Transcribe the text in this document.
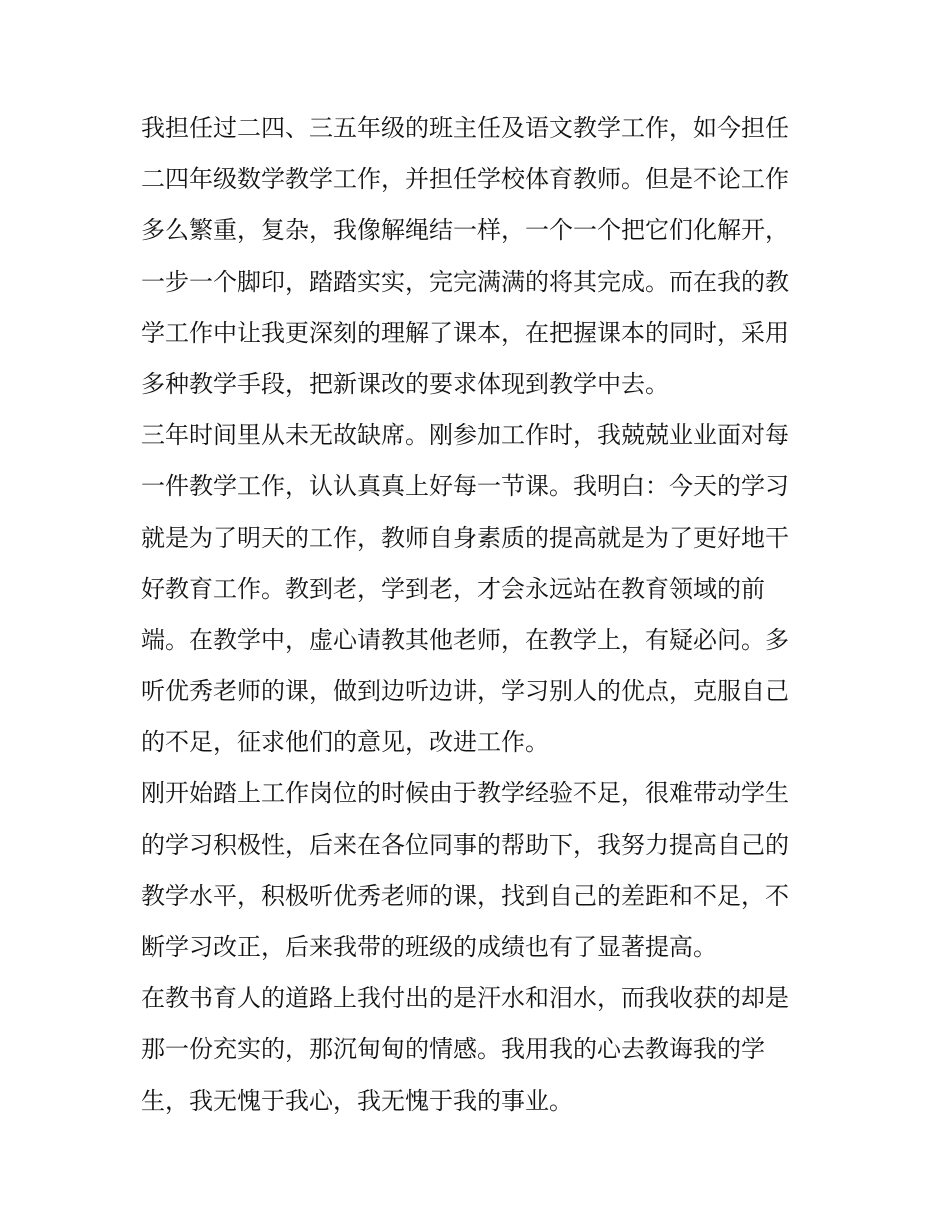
我担任过二四、三五年级的班主任及语文教学工作，如今担任
二四年级数学教学工作，并担任学校体育教师。但是不论工作
多么繁重，复杂，我像解绳结一样，一个一个把它们化解开，
一步一个脚印，踏踏实实，完完满满的将其完成。而在我的教
学工作中让我更深刻的理解了课本，在把握课本的同时，采用
多种教学手段，把新课改的要求体现到教学中去。
三年时间里从未无故缺席。刚参加工作时，我兢兢业业面对每
一件教学工作，认认真真上好每一节课。我明白：今天的学习
就是为了明天的工作，教师自身素质的提高就是为了更好地干
好教育工作。教到老，学到老，才会永远站在教育领域的前
端。在教学中，虚心请教其他老师，在教学上，有疑必问。多
听优秀老师的课，做到边听边讲，学习别人的优点，克服自己
的不足，征求他们的意见，改进工作。
刚开始踏上工作岗位的时候由于教学经验不足，很难带动学生
的学习积极性，后来在各位同事的帮助下，我努力提高自己的
教学水平，积极听优秀老师的课，找到自己的差距和不足，不
断学习改正，后来我带的班级的成绩也有了显著提高。
在教书育人的道路上我付出的是汗水和泪水，而我收获的却是
那一份充实的，那沉甸甸的情感。我用我的心去教诲我的学
生，我无愧于我心，我无愧于我的事业。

·····

● Work instructions: What comes back should match the records exactly, minus any pictures.

● Exercise output:
Transcribe the text in this document.
我担任过二四、三五年级的班主任及语文教学工作，如今担任
二四年级数学教学工作，并担任学校体育教师。但是不论工作
多么繁重，复杂，我像解绳结一样，一个一个把它们化解开，
一步一个脚印，踏踏实实，完完满满的将其完成。而在我的教
学工作中让我更深刻的理解了课本，在把握课本的同时，采用
多种教学手段，把新课改的要求体现到教学中去。
三年时间里从未无故缺席。刚参加工作时，我兢兢业业面对每
一件教学工作，认认真真上好每一节课。我明白：今天的学习
就是为了明天的工作，教师自身素质的提高就是为了更好地干
好教育工作。教到老，学到老，才会永远站在教育领域的前
端。在教学中，虚心请教其他老师，在教学上，有疑必问。多
听优秀老师的课，做到边听边讲，学习别人的优点，克服自己
的不足，征求他们的意见，改进工作。
刚开始踏上工作岗位的时候由于教学经验不足，很难带动学生
的学习积极性，后来在各位同事的帮助下，我努力提高自己的
教学水平，积极听优秀老师的课，找到自己的差距和不足，不
断学习改正，后来我带的班级的成绩也有了显著提高。
在教书育人的道路上我付出的是汗水和泪水，而我收获的却是
那一份充实的，那沉甸甸的情感。我用我的心去教诲我的学
生，我无愧于我心，我无愧于我的事业。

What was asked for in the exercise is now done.